Data records:
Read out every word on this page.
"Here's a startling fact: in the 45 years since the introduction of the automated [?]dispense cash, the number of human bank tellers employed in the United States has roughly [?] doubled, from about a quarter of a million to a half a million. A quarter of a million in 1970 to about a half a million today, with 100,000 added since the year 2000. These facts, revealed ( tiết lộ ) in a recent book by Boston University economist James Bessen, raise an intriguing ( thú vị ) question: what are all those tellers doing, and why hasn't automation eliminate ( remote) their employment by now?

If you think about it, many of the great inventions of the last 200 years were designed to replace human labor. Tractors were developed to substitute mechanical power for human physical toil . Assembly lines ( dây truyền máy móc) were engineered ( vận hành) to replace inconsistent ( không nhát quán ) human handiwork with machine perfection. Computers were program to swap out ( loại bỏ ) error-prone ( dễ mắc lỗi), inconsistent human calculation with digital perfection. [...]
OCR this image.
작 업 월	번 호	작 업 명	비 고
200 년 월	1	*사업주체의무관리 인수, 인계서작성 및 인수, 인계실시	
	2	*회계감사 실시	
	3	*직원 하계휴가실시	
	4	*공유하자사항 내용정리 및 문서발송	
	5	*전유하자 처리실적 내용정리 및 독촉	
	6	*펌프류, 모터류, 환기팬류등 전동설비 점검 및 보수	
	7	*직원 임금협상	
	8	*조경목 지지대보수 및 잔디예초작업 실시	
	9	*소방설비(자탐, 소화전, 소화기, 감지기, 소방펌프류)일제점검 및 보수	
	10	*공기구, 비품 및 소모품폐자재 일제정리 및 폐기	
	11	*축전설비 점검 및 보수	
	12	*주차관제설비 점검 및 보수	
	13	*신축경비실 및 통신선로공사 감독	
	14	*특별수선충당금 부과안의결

* **Given problem**
Starting at the line that contains "OCR this image.", retype each line through the end of the listing above and nothing else.

* **Reply**
OCR this image.
작 업 월	번 호	작 업 명	비 고
200 년 월	1	*사업주체의무관리 인수, 인계서작성 및 인수, 인계실시	
	2	*회계감사 실시	
	3	*직원 하계휴가실시	
	4	*공유하자사항 내용정리 및 문서발송	
	5	*전유하자 처리실적 내용정리 및 독촉	
	6	*펌프류, 모터류, 환기팬류등 전동설비 점검 및 보수	
	7	*직원 임금협상	
	8	*조경목 지지대보수 및 잔디예초작업 실시	
	9	*소방설비(자탐, 소화전, 소화기, 감지기, 소방펌프류)일제점검 및 보수	
	10	*공기구, 비품 및 소모품폐자재 일제정리 및 폐기	
	11	*축전설비 점검 및 보수	
	12	*주차관제설비 점검 및 보수	
	13	*신축경비실 및 통신선로공사 감독	
	14	*특별수선충당금 부과안의결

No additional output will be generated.